» Written request
Transcribe each record below word for word.

» Supplied material
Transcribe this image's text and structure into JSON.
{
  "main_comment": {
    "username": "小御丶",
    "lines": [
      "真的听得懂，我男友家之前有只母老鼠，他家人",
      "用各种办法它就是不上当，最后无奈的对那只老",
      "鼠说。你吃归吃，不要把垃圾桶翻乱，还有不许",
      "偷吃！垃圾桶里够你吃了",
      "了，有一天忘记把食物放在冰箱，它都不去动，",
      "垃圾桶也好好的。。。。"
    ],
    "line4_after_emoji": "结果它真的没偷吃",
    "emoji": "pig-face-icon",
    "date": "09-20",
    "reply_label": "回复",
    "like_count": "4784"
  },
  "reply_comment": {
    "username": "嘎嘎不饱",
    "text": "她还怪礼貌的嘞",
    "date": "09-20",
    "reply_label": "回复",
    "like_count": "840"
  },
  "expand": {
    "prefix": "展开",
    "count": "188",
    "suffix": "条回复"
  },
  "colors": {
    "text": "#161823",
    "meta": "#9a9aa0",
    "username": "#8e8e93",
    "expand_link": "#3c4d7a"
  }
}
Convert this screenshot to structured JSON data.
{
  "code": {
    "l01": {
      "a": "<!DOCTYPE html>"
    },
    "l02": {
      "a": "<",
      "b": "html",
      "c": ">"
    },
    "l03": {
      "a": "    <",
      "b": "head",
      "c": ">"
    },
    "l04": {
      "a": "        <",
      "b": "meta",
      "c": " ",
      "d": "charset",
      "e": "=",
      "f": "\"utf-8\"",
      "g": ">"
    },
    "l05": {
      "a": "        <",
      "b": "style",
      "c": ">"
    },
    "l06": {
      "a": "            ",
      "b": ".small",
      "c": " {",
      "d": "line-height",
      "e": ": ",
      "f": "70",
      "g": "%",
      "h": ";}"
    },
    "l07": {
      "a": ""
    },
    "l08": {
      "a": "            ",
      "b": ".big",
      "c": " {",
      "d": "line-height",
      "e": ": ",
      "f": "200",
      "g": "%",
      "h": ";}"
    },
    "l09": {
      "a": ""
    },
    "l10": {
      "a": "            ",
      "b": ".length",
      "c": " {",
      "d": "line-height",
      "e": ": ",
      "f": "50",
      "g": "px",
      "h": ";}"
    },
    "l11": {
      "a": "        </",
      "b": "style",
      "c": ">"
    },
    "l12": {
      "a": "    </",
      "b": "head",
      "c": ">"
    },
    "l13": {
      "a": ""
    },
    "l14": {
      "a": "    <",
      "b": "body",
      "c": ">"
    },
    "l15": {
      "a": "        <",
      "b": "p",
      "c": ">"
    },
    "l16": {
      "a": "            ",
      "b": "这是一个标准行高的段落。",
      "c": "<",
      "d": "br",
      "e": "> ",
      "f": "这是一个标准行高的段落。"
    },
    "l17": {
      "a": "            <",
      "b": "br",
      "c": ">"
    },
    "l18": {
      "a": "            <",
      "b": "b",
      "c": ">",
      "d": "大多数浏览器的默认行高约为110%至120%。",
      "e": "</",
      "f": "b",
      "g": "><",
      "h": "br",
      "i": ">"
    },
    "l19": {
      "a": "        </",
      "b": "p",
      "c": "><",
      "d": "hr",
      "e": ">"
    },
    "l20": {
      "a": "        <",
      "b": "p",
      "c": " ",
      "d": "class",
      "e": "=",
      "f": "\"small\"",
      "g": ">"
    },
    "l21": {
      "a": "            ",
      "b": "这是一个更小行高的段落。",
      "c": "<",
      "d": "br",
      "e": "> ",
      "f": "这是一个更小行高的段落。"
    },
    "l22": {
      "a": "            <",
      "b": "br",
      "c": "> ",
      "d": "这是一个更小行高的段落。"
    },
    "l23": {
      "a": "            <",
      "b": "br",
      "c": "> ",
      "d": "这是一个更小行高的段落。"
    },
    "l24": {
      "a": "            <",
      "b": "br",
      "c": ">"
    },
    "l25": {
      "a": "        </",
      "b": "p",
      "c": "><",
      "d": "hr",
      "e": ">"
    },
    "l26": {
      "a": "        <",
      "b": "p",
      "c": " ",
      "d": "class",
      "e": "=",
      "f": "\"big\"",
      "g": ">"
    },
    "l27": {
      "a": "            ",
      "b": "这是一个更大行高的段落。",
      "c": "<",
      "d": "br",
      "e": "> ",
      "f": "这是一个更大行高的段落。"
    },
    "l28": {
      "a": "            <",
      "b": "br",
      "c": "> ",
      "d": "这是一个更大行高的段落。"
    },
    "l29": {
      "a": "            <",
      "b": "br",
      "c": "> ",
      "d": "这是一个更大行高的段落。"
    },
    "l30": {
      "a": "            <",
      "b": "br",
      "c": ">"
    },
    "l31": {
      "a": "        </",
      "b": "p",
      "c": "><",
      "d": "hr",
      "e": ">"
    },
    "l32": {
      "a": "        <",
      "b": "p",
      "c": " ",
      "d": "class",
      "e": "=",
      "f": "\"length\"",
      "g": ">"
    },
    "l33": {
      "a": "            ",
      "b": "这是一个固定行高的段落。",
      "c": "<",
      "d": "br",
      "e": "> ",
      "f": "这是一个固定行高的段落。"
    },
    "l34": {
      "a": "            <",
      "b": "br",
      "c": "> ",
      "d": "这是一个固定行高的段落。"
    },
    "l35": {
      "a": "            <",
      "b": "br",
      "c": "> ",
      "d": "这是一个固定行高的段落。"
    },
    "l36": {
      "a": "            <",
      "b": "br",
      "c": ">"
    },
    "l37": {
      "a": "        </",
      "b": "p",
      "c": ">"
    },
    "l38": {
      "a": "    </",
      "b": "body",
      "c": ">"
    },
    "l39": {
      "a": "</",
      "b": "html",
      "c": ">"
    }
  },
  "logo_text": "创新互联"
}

» Complete response
Transcribe this image's text and structure into JSON.
{
  "main_comment": {
    "username": "小御丶",
    "lines": [
      "真的听得懂，我男友家之前有只母老鼠，他家人",
      "用各种办法它就是不上当，最后无奈的对那只老",
      "鼠说。你吃归吃，不要把垃圾桶翻乱，还有不许",
      "偷吃！垃圾桶里够你吃了",
      "了，有一天忘记把食物放在冰箱，它都不去动，",
      "垃圾桶也好好的。。。。"
    ],
    "line4_after_emoji": "结果它真的没偷吃",
    "emoji": "pig-face-icon",
    "date": "09-20",
    "reply_label": "回复",
    "like_count": "4784"
  },
  "reply_comment": {
    "username": "嘎嘎不饱",
    "text": "她还怪礼貌的嘞",
    "date": "09-20",
    "reply_label": "回复",
    "like_count": "840"
  },
  "expand": {
    "prefix": "展开",
    "count": "188",
    "suffix": "条回复"
  },
  "colors": {
    "text": "#161823",
    "meta": "#9a9aa0",
    "username": "#8e8e93",
    "expand_link": "#3c4d7a"
  }
}
Convert this screenshot to structured JSON data.
{
  "code": {
    "l01": {
      "a": "<!DOCTYPE html>"
    },
    "l02": {
      "a": "<",
      "b": "html",
      "c": ">"
    },
    "l03": {
      "a": "    <",
      "b": "head",
      "c": ">"
    },
    "l04": {
      "a": "        <",
      "b": "meta",
      "c": " ",
      "d": "charset",
      "e": "=",
      "f": "\"utf-8\"",
      "g": ">"
    },
    "l05": {
      "a": "        <",
      "b": "style",
      "c": ">"
    },
    "l06": {
      "a": "            ",
      "b": ".small",
      "c": " {",
      "d": "line-height",
      "e": ": ",
      "f": "70",
      "g": "%",
      "h": ";}"
    },
    "l07": {
      "a": ""
    },
    "l08": {
      "a": "            ",
      "b": ".big",
      "c": " {",
      "d": "line-height",
      "e": ": ",
      "f": "200",
      "g": "%",
      "h": ";}"
    },
    "l09": {
      "a": ""
    },
    "l10": {
      "a": "            ",
      "b": ".length",
      "c": " {",
      "d": "line-height",
      "e": ": ",
      "f": "50",
      "g": "px",
      "h": ";}"
    },
    "l11": {
      "a": "        </",
      "b": "style",
      "c": ">"
    },
    "l12": {
      "a": "    </",
      "b": "head",
      "c": ">"
    },
    "l13": {
      "a": ""
    },
    "l14": {
      "a": "    <",
      "b": "body",
      "c": ">"
    },
    "l15": {
      "a": "        <",
      "b": "p",
      "c": ">"
    },
    "l16": {
      "a": "            ",
      "b": "这是一个标准行高的段落。",
      "c": "<",
      "d": "br",
      "e": "> ",
      "f": "这是一个标准行高的段落。"
    },
    "l17": {
      "a": "            <",
      "b": "br",
      "c": ">"
    },
    "l18": {
      "a": "            <",
      "b": "b",
      "c": ">",
      "d": "大多数浏览器的默认行高约为110%至120%。",
      "e": "</",
      "f": "b",
      "g": "><",
      "h": "br",
      "i": ">"
    },
    "l19": {
      "a": "        </",
      "b": "p",
      "c": "><",
      "d": "hr",
      "e": ">"
    },
    "l20": {
      "a": "        <",
      "b": "p",
      "c": " ",
      "d": "class",
      "e": "=",
      "f": "\"small\"",
      "g": ">"
    },
    "l21": {
      "a": "            ",
      "b": "这是一个更小行高的段落。",
      "c": "<",
      "d": "br",
      "e": "> ",
      "f": "这是一个更小行高的段落。"
    },
    "l22": {
      "a": "            <",
      "b": "br",
      "c": "> ",
      "d": "这是一个更小行高的段落。"
    },
    "l23": {
      "a": "            <",
      "b": "br",
      "c": "> ",
      "d": "这是一个更小行高的段落。"
    },
    "l24": {
      "a": "            <",
      "b": "br",
      "c": ">"
    },
    "l25": {
      "a": "        </",
      "b": "p",
      "c": "><",
      "d": "hr",
      "e": ">"
    },
    "l26": {
      "a": "        <",
      "b": "p",
      "c": " ",
      "d": "class",
      "e": "=",
      "f": "\"big\"",
      "g": ">"
    },
    "l27": {
      "a": "            ",
      "b": "这是一个更大行高的段落。",
      "c": "<",
      "d": "br",
      "e": "> ",
      "f": "这是一个更大行高的段落。"
    },
    "l28": {
      "a": "            <",
      "b": "br",
      "c": "> ",
      "d": "这是一个更大行高的段落。"
    },
    "l29": {
      "a": "            <",
      "b": "br",
      "c": "> ",
      "d": "这是一个更大行高的段落。"
    },
    "l30": {
      "a": "            <",
      "b": "br",
      "c": ">"
    },
    "l31": {
      "a": "        </",
      "b": "p",
      "c": "><",
      "d": "hr",
      "e": ">"
    },
    "l32": {
      "a": "        <",
      "b": "p",
      "c": " ",
      "d": "class",
      "e": "=",
      "f": "\"length\"",
      "g": ">"
    },
    "l33": {
      "a": "            ",
      "b": "这是一个固定行高的段落。",
      "c": "<",
      "d": "br",
      "e": "> ",
      "f": "这是一个固定行高的段落。"
    },
    "l34": {
      "a": "            <",
      "b": "br",
      "c": "> ",
      "d": "这是一个固定行高的段落。"
    },
    "l35": {
      "a": "            <",
      "b": "br",
      "c": "> ",
      "d": "这是一个固定行高的段落。"
    },
    "l36": {
      "a": "            <",
      "b": "br",
      "c": ">"
    },
    "l37": {
      "a": "        </",
      "b": "p",
      "c": ">"
    },
    "l38": {
      "a": "    </",
      "b": "body",
      "c": ">"
    },
    "l39": {
      "a": "</",
      "b": "html",
      "c": ">"
    }
  },
  "logo_text": "创新互联"
}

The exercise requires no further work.